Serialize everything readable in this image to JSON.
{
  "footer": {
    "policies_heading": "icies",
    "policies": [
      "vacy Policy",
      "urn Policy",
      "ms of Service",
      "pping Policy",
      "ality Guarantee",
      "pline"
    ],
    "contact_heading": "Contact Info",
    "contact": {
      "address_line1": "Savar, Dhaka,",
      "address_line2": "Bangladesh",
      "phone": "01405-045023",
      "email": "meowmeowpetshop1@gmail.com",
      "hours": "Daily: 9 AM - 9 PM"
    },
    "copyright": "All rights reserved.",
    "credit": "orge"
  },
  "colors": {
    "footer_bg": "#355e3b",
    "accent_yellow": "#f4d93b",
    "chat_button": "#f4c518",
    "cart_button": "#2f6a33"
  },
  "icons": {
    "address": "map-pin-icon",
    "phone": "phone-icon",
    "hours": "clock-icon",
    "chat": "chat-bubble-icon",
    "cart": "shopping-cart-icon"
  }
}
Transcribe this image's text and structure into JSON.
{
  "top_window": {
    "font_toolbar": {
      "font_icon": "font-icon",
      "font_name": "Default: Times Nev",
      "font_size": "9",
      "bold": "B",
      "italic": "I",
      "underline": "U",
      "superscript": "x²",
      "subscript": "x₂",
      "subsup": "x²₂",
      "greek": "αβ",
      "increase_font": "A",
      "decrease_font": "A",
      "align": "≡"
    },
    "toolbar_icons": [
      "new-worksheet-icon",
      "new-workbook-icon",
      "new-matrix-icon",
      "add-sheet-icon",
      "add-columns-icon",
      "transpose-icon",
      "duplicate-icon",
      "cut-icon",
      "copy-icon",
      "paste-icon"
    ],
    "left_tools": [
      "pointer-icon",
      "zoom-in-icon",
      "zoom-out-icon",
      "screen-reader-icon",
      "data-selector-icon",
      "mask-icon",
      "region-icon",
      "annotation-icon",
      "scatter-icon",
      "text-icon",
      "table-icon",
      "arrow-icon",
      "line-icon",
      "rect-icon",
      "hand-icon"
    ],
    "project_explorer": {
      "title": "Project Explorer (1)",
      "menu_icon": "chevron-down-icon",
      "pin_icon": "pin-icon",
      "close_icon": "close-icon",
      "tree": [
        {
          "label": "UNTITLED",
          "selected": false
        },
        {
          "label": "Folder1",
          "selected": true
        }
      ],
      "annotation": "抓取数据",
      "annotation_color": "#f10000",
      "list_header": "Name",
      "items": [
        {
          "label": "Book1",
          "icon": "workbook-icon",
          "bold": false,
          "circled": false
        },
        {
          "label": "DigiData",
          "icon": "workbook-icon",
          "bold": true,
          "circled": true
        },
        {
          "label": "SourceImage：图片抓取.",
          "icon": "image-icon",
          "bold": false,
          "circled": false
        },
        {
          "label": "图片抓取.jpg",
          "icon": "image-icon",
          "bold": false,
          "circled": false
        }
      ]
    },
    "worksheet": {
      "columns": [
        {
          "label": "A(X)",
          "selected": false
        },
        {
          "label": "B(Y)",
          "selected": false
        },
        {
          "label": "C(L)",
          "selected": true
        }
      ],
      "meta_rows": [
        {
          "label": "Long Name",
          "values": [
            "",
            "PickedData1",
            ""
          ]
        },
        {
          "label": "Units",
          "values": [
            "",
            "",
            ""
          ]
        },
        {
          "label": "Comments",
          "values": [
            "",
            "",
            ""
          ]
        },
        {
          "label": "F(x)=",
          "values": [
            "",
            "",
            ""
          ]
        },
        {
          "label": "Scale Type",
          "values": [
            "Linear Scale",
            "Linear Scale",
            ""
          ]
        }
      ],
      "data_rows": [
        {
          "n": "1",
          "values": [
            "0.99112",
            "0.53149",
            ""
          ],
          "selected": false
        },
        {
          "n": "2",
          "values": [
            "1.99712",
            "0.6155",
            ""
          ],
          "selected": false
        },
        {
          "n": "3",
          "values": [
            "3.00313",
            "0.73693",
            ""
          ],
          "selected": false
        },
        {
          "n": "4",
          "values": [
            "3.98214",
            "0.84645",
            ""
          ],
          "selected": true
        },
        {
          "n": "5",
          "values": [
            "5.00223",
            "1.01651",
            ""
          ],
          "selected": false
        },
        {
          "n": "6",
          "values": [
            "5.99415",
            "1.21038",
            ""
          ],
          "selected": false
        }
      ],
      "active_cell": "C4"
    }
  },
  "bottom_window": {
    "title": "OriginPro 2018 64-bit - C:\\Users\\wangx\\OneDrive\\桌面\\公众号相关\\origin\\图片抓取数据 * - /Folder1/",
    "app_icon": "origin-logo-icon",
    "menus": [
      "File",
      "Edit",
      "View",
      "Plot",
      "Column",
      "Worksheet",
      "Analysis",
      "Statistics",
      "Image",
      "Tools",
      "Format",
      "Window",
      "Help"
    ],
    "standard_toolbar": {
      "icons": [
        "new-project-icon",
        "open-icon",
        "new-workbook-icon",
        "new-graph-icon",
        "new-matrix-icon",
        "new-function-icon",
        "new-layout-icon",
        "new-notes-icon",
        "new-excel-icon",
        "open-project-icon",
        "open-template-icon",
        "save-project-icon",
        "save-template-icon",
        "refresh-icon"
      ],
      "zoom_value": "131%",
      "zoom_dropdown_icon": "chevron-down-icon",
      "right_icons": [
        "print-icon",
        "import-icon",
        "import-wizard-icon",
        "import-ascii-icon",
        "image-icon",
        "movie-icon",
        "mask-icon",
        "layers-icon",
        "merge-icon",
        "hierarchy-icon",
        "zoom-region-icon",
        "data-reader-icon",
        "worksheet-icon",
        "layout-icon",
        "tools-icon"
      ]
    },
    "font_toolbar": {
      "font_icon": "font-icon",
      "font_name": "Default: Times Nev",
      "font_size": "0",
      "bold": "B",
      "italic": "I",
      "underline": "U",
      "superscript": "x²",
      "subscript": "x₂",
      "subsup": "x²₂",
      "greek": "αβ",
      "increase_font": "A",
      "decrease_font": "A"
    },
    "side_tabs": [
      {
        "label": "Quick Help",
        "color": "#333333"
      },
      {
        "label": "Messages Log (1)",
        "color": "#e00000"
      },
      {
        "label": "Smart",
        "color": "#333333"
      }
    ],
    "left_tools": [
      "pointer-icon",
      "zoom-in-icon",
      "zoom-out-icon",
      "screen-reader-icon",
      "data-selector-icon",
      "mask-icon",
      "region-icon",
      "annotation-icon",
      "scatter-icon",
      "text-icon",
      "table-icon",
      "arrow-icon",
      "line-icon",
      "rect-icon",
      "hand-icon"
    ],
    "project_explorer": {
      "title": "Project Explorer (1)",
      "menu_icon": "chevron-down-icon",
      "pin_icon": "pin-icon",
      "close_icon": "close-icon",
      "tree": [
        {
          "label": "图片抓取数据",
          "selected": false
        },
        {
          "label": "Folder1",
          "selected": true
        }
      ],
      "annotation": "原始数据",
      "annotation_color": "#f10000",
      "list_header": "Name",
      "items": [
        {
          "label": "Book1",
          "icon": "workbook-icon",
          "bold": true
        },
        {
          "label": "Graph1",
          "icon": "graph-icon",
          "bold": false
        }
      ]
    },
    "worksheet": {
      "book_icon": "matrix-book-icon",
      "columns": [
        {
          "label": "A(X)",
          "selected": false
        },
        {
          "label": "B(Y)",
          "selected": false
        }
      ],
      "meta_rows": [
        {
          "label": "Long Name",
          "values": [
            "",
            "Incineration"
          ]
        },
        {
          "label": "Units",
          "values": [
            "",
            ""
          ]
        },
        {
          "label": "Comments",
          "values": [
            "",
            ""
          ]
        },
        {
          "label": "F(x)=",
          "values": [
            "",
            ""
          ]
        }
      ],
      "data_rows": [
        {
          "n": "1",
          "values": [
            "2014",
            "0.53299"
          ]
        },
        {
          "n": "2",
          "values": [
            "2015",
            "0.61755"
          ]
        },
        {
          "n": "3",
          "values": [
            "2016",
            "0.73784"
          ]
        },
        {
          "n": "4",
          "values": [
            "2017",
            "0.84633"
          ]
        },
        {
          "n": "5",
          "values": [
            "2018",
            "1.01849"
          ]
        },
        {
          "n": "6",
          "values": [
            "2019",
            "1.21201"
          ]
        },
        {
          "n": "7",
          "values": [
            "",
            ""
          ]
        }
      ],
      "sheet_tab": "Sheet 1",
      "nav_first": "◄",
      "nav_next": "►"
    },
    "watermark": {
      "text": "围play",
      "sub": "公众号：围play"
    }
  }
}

PROMPT -
All lines of the data above that include the word "matrix" must be shown.

RESPONSE TO THE TASK -
      "new-matrix-icon",
        "new-matrix-icon",
      "book_icon": "matrix-book-icon",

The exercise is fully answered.